start Record excerpts

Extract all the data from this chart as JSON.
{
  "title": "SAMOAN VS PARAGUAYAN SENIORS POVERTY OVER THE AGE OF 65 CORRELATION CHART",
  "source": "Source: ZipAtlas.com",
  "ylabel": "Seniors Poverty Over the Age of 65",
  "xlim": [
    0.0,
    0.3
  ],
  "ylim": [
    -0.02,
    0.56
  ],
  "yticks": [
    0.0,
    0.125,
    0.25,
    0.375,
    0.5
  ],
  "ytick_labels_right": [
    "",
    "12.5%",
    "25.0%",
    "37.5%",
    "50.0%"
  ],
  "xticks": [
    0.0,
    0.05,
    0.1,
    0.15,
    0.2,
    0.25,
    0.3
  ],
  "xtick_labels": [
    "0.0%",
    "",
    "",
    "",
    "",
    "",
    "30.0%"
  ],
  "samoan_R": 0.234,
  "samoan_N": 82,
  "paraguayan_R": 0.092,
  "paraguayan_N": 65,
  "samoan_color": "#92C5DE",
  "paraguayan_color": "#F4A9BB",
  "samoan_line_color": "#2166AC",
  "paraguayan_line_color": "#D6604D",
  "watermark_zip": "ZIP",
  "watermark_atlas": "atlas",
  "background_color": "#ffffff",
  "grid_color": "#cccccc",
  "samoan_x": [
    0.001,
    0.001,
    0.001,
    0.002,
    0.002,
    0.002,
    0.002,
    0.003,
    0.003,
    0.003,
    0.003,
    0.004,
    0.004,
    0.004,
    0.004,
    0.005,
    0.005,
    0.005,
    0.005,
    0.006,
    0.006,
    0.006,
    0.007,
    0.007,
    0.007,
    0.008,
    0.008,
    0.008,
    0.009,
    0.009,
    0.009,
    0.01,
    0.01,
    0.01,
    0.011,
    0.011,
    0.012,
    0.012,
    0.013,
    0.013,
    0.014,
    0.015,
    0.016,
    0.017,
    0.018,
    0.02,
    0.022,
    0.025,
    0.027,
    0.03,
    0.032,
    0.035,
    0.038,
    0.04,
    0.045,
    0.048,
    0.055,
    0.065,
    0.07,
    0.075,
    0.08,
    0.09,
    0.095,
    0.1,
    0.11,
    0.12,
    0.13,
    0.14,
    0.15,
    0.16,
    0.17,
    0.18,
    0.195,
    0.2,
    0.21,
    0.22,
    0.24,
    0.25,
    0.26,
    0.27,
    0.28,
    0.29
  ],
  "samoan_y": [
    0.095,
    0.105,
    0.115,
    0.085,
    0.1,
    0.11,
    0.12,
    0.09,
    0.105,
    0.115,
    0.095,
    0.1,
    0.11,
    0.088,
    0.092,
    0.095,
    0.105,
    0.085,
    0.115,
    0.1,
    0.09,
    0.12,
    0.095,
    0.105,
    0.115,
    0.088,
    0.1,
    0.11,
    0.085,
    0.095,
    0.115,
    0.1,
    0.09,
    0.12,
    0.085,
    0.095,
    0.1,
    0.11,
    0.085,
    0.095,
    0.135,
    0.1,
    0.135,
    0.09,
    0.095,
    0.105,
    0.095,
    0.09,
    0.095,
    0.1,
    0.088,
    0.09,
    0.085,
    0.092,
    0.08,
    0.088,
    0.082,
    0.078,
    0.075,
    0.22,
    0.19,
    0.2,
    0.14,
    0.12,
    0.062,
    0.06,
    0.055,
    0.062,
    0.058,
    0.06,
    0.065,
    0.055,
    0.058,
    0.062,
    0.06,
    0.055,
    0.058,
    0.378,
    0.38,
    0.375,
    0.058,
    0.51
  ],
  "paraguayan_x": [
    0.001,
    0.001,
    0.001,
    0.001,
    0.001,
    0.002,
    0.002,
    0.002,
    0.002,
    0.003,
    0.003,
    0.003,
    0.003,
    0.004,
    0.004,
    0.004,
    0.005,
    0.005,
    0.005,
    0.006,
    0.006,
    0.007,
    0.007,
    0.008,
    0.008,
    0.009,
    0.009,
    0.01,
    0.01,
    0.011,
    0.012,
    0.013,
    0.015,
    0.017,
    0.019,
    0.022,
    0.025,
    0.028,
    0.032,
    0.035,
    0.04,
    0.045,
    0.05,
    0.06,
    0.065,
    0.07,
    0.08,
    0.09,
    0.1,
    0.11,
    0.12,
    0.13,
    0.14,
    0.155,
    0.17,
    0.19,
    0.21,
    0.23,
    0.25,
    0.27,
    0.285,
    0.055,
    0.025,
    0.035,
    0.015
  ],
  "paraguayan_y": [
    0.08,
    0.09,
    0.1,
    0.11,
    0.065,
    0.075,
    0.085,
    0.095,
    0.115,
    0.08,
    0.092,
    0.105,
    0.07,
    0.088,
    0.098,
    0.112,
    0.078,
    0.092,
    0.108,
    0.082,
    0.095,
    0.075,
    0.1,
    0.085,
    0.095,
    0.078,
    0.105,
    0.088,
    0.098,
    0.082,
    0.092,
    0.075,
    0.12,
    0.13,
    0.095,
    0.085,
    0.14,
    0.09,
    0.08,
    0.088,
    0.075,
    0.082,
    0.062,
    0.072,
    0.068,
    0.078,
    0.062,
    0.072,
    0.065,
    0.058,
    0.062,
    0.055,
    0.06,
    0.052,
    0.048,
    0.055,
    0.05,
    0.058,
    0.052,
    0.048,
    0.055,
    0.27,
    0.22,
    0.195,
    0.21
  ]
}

end Record excerpts

**Written request:** Extract the complete listing above, reproducing each line exactly.

**Solution to this task:**
Extract all the data from this chart as JSON.
{
  "title": "SAMOAN VS PARAGUAYAN SENIORS POVERTY OVER THE AGE OF 65 CORRELATION CHART",
  "source": "Source: ZipAtlas.com",
  "ylabel": "Seniors Poverty Over the Age of 65",
  "xlim": [
    0.0,
    0.3
  ],
  "ylim": [
    -0.02,
    0.56
  ],
  "yticks": [
    0.0,
    0.125,
    0.25,
    0.375,
    0.5
  ],
  "ytick_labels_right": [
    "",
    "12.5%",
    "25.0%",
    "37.5%",
    "50.0%"
  ],
  "xticks": [
    0.0,
    0.05,
    0.1,
    0.15,
    0.2,
    0.25,
    0.3
  ],
  "xtick_labels": [
    "0.0%",
    "",
    "",
    "",
    "",
    "",
    "30.0%"
  ],
  "samoan_R": 0.234,
  "samoan_N": 82,
  "paraguayan_R": 0.092,
  "paraguayan_N": 65,
  "samoan_color": "#92C5DE",
  "paraguayan_color": "#F4A9BB",
  "samoan_line_color": "#2166AC",
  "paraguayan_line_color": "#D6604D",
  "watermark_zip": "ZIP",
  "watermark_atlas": "atlas",
  "background_color": "#ffffff",
  "grid_color": "#cccccc",
  "samoan_x": [
    0.001,
    0.001,
    0.001,
    0.002,
    0.002,
    0.002,
    0.002,
    0.003,
    0.003,
    0.003,
    0.003,
    0.004,
    0.004,
    0.004,
    0.004,
    0.005,
    0.005,
    0.005,
    0.005,
    0.006,
    0.006,
    0.006,
    0.007,
    0.007,
    0.007,
    0.008,
    0.008,
    0.008,
    0.009,
    0.009,
    0.009,
    0.01,
    0.01,
    0.01,
    0.011,
    0.011,
    0.012,
    0.012,
    0.013,
    0.013,
    0.014,
    0.015,
    0.016,
    0.017,
    0.018,
    0.02,
    0.022,
    0.025,
    0.027,
    0.03,
    0.032,
    0.035,
    0.038,
    0.04,
    0.045,
    0.048,
    0.055,
    0.065,
    0.07,
    0.075,
    0.08,
    0.09,
    0.095,
    0.1,
    0.11,
    0.12,
    0.13,
    0.14,
    0.15,
    0.16,
    0.17,
    0.18,
    0.195,
    0.2,
    0.21,
    0.22,
    0.24,
    0.25,
    0.26,
    0.27,
    0.28,
    0.29
  ],
  "samoan_y": [
    0.095,
    0.105,
    0.115,
    0.085,
    0.1,
    0.11,
    0.12,
    0.09,
    0.105,
    0.115,
    0.095,
    0.1,
    0.11,
    0.088,
    0.092,
    0.095,
    0.105,
    0.085,
    0.115,
    0.1,
    0.09,
    0.12,
    0.095,
    0.105,
    0.115,
    0.088,
    0.1,
    0.11,
    0.085,
    0.095,
    0.115,
    0.1,
    0.09,
    0.12,
    0.085,
    0.095,
    0.1,
    0.11,
    0.085,
    0.095,
    0.135,
    0.1,
    0.135,
    0.09,
    0.095,
    0.105,
    0.095,
    0.09,
    0.095,
    0.1,
    0.088,
    0.09,
    0.085,
    0.092,
    0.08,
    0.088,
    0.082,
    0.078,
    0.075,
    0.22,
    0.19,
    0.2,
    0.14,
    0.12,
    0.062,
    0.06,
    0.055,
    0.062,
    0.058,
    0.06,
    0.065,
    0.055,
    0.058,
    0.062,
    0.06,
    0.055,
    0.058,
    0.378,
    0.38,
    0.375,
    0.058,
    0.51
  ],
  "paraguayan_x": [
    0.001,
    0.001,
    0.001,
    0.001,
    0.001,
    0.002,
    0.002,
    0.002,
    0.002,
    0.003,
    0.003,
    0.003,
    0.003,
    0.004,
    0.004,
    0.004,
    0.005,
    0.005,
    0.005,
    0.006,
    0.006,
    0.007,
    0.007,
    0.008,
    0.008,
    0.009,
    0.009,
    0.01,
    0.01,
    0.011,
    0.012,
    0.013,
    0.015,
    0.017,
    0.019,
    0.022,
    0.025,
    0.028,
    0.032,
    0.035,
    0.04,
    0.045,
    0.05,
    0.06,
    0.065,
    0.07,
    0.08,
    0.09,
    0.1,
    0.11,
    0.12,
    0.13,
    0.14,
    0.155,
    0.17,
    0.19,
    0.21,
    0.23,
    0.25,
    0.27,
    0.285,
    0.055,
    0.025,
    0.035,
    0.015
  ],
  "paraguayan_y": [
    0.08,
    0.09,
    0.1,
    0.11,
    0.065,
    0.075,
    0.085,
    0.095,
    0.115,
    0.08,
    0.092,
    0.105,
    0.07,
    0.088,
    0.098,
    0.112,
    0.078,
    0.092,
    0.108,
    0.082,
    0.095,
    0.075,
    0.1,
    0.085,
    0.095,
    0.078,
    0.105,
    0.088,
    0.098,
    0.082,
    0.092,
    0.075,
    0.12,
    0.13,
    0.095,
    0.085,
    0.14,
    0.09,
    0.08,
    0.088,
    0.075,
    0.082,
    0.062,
    0.072,
    0.068,
    0.078,
    0.062,
    0.072,
    0.065,
    0.058,
    0.062,
    0.055,
    0.06,
    0.052,
    0.048,
    0.055,
    0.05,
    0.058,
    0.052,
    0.048,
    0.055,
    0.27,
    0.22,
    0.195,
    0.21
  ]
}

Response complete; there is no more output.